:: Task description ::
Copy the complete listing that follows, letter for letter.

=====

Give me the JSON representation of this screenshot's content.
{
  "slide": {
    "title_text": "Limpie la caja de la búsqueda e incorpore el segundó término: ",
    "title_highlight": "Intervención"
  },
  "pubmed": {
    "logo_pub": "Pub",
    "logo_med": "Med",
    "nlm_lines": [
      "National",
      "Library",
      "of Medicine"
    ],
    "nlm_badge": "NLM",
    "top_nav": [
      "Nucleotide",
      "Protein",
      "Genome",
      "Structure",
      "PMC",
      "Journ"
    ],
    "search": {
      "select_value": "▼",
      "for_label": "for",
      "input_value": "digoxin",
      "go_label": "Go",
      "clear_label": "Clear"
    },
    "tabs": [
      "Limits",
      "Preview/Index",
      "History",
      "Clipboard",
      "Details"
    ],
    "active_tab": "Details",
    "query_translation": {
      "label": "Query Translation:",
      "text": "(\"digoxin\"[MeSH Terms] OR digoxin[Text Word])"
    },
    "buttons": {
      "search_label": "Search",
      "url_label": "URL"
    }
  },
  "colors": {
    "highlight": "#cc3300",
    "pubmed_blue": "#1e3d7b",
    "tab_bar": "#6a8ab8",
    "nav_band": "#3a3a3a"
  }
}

=====

:: Solution to the problem ::
Give me the JSON representation of this screenshot's content.
{
  "slide": {
    "title_text": "Limpie la caja de la búsqueda e incorpore el segundó término: ",
    "title_highlight": "Intervención"
  },
  "pubmed": {
    "logo_pub": "Pub",
    "logo_med": "Med",
    "nlm_lines": [
      "National",
      "Library",
      "of Medicine"
    ],
    "nlm_badge": "NLM",
    "top_nav": [
      "Nucleotide",
      "Protein",
      "Genome",
      "Structure",
      "PMC",
      "Journ"
    ],
    "search": {
      "select_value": "▼",
      "for_label": "for",
      "input_value": "digoxin",
      "go_label": "Go",
      "clear_label": "Clear"
    },
    "tabs": [
      "Limits",
      "Preview/Index",
      "History",
      "Clipboard",
      "Details"
    ],
    "active_tab": "Details",
    "query_translation": {
      "label": "Query Translation:",
      "text": "(\"digoxin\"[MeSH Terms] OR digoxin[Text Word])"
    },
    "buttons": {
      "search_label": "Search",
      "url_label": "URL"
    }
  },
  "colors": {
    "highlight": "#cc3300",
    "pubmed_blue": "#1e3d7b",
    "tab_bar": "#6a8ab8",
    "nav_band": "#3a3a3a"
  }
}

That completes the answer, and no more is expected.